== Material shown ==
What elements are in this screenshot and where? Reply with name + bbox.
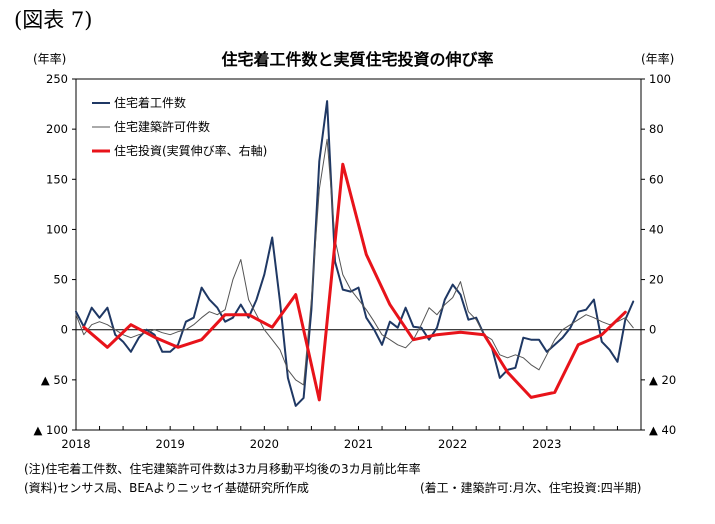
y-right-tick-label: 60 — [649, 172, 664, 186]
y-left-tick-label: ▲ 100 — [34, 423, 68, 437]
series-lines — [75, 100, 635, 407]
y-right-tick-label: 20 — [649, 273, 664, 287]
x-tick-label: 2022 — [438, 437, 467, 451]
y-right-tick-label: ▲ 20 — [649, 373, 676, 387]
x-tick-label: 2021 — [344, 437, 373, 451]
legend-label-0: 住宅着工件数 — [114, 95, 186, 110]
x-tick-label: 2020 — [250, 437, 279, 451]
series-line-1 — [75, 138, 634, 386]
right-axis-unit: (年率) — [641, 52, 675, 66]
x-tick-label: 2018 — [61, 437, 90, 451]
footnote-source: (資料)センサス局、BEAよりニッセイ基礎研究所作成 — [24, 481, 309, 495]
y-right-tick-label: 80 — [649, 122, 664, 136]
left-axis-unit: (年率) — [33, 52, 67, 66]
y-left-tick-label: 50 — [53, 273, 68, 287]
y-right-tick-label: 100 — [649, 72, 671, 86]
footnote-frequency: (着工・建築許可:月次、住宅投資:四半期) — [420, 481, 642, 495]
series-line-2 — [82, 162, 627, 402]
y-left-tick-label: 0 — [61, 323, 68, 337]
y-right-tick-label: 40 — [649, 222, 664, 236]
y-left-tick-label: 200 — [46, 122, 68, 136]
x-tick-label: 2019 — [156, 437, 185, 451]
footnote-note: (注)住宅着工件数、住宅建築許可件数は3カ月移動平均後の3カ月前比年率 — [24, 462, 421, 476]
y-left-tick-label: ▲ 50 — [41, 373, 68, 387]
x-tick-label: 2023 — [532, 437, 561, 451]
y-left-tick-label: 250 — [46, 72, 68, 86]
legend-label-1: 住宅建築許可件数 — [114, 119, 210, 134]
legend-label-2: 住宅投資(実質伸び率、右軸) — [114, 143, 267, 158]
series-line-0 — [75, 100, 635, 407]
figure-label: (図表 7) — [14, 8, 93, 32]
y-right-tick-label: ▲ 40 — [649, 423, 676, 437]
chart-title: 住宅着工件数と実質住宅投資の伸び率 — [221, 50, 494, 69]
y-left-tick-label: 150 — [46, 172, 68, 186]
y-left-tick-label: 100 — [46, 222, 68, 236]
y-right-tick-label: 0 — [649, 323, 656, 337]
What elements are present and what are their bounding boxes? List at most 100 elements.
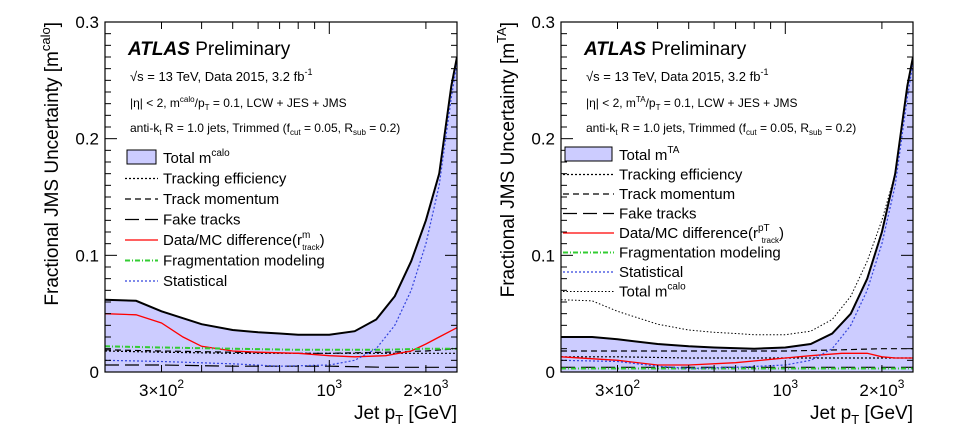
legend-label: Statistical <box>163 273 227 290</box>
text-part: /p <box>195 96 205 110</box>
info-selection: |η| < 2, mTA/pT = 0.1, LCW + JES + JMS <box>586 95 798 112</box>
text-part: ) <box>320 232 325 249</box>
total-uncertainty-band <box>105 57 457 372</box>
text-part: T <box>395 412 403 427</box>
text-part: Tracking efficiency <box>163 171 287 188</box>
text-part: Fragmentation modeling <box>619 245 781 262</box>
info-selection: |η| < 2, mcalo/pT = 0.1, LCW + JES + JMS <box>130 95 347 112</box>
text-part: Fractional JMS Uncertainty [m <box>498 43 519 297</box>
legend-label: Statistical <box>619 264 683 281</box>
text-part: calo <box>38 27 53 51</box>
text-part: cut <box>290 128 301 137</box>
legend-label: Fake tracks <box>619 206 697 223</box>
series-line-data-mc-difference-r <box>105 313 457 358</box>
series-line-fake-tracks <box>105 364 457 368</box>
text-part: 2×10 <box>403 381 441 400</box>
text-part: TA <box>494 27 509 43</box>
text-part: anti-k <box>130 121 160 135</box>
y-tick-label: 0.1 <box>531 246 555 265</box>
atlas-label: ATLAS Preliminary <box>127 39 291 60</box>
text-part: Tracking efficiency <box>619 167 743 184</box>
text-part: Track momentum <box>163 191 279 208</box>
text-part: Jet p <box>810 403 851 424</box>
legend-label: Data/MC difference(rm track) <box>163 230 325 252</box>
x-axis-label: Jet pT [GeV] <box>354 403 457 427</box>
text-part: Jet p <box>354 403 395 424</box>
text-part: 2 <box>633 377 640 391</box>
text-part: /p <box>646 96 656 110</box>
text-part: 10 <box>772 381 791 400</box>
plot-area <box>561 56 913 372</box>
atlas-label: ATLAS Preliminary <box>583 39 747 60</box>
text-part: √s = 13 TeV, Data 2015, 3.2 fb <box>586 69 760 84</box>
text-part: 3 <box>898 377 905 391</box>
text-part: 2 <box>177 377 184 391</box>
text-part: 3×10 <box>139 381 177 400</box>
text-part: 3 <box>791 377 798 391</box>
legend-label: Total mTA <box>619 145 680 164</box>
text-part: Preliminary <box>195 39 291 60</box>
text-part: = 0.1, LCW + JES + JMS <box>660 96 797 110</box>
text-part: sub <box>809 128 822 137</box>
x-tick-label: 103 <box>772 377 798 400</box>
legend-label: Fragmentation modeling <box>619 245 781 262</box>
text-part: Fake tracks <box>619 206 697 223</box>
text-part: = 0.05, R <box>301 121 354 135</box>
y-tick-label: 0.3 <box>75 13 99 32</box>
text-part: T <box>851 412 859 427</box>
text-part: = 0.05, R <box>757 121 810 135</box>
text-part: calo <box>211 148 230 159</box>
legend-label: Total mcalo <box>163 148 230 167</box>
text-part: t <box>615 128 618 137</box>
text-part: sub <box>353 128 366 137</box>
info-jets: anti-kt R = 1.0 jets, Trimmed (fcut = 0.… <box>586 121 856 137</box>
x-tick-label: 3×102 <box>595 377 640 400</box>
legend-label: Tracking efficiency <box>163 171 287 188</box>
y-axis-label: Fractional JMS Uncertainty [mTA] <box>494 22 519 297</box>
text-part: T <box>656 103 661 112</box>
text-part: TA <box>636 95 646 104</box>
y-tick-label: 0.2 <box>531 130 555 149</box>
text-part: Fake tracks <box>163 212 241 229</box>
text-part: 3 <box>335 377 342 391</box>
text-part: track <box>302 243 320 252</box>
legend-label: Total mcalo <box>619 282 686 301</box>
legend-label: Data/MC difference(rpT track) <box>619 223 784 245</box>
series-line-tracking-efficiency <box>105 350 457 354</box>
x-tick-label: 3×102 <box>139 377 184 400</box>
text-part: 10 <box>316 381 335 400</box>
text-part: track <box>762 236 780 245</box>
legend-label: Fragmentation modeling <box>163 253 325 270</box>
text-part: Total m <box>163 150 211 167</box>
legend-label: Tracking efficiency <box>619 167 743 184</box>
legend-swatch-band <box>564 146 613 162</box>
x-tick-label: 2×103 <box>403 377 448 400</box>
text-part: ] <box>498 22 519 27</box>
text-part: Statistical <box>619 264 683 281</box>
text-part: t <box>159 128 162 137</box>
legend-label: Track momentum <box>619 186 735 203</box>
legend-label: Track momentum <box>163 191 279 208</box>
text-part: Total m <box>619 284 667 301</box>
text-part: 2×10 <box>859 381 897 400</box>
text-part: -1 <box>304 67 312 77</box>
x-axis-label: Jet pT [GeV] <box>810 403 913 427</box>
series-line-fragmentation-modeling <box>105 345 457 351</box>
text-part: Fragmentation modeling <box>163 253 325 270</box>
text-part: ATLAS <box>583 39 646 60</box>
info-energy: √s = 13 TeV, Data 2015, 3.2 fb-1 <box>130 67 312 84</box>
plot-area <box>105 56 457 372</box>
text-part: T <box>205 103 210 112</box>
text-part: |η| < 2, m <box>586 96 636 110</box>
total-uncertainty-band <box>561 57 913 372</box>
text-part: -1 <box>760 67 768 77</box>
text-part: Statistical <box>163 273 227 290</box>
series-line-track-momentum <box>105 348 457 354</box>
text-part: cut <box>746 128 757 137</box>
text-part: [GeV] <box>859 403 913 424</box>
info-jets: anti-kt R = 1.0 jets, Trimmed (fcut = 0.… <box>130 121 400 137</box>
text-part: m <box>302 230 310 241</box>
text-part: calo <box>180 95 195 104</box>
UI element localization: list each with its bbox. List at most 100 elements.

== What you need to do ==
Tally the lines in the items above that contain the string "axis", and reply with the number alone.

== Response to the task ==
5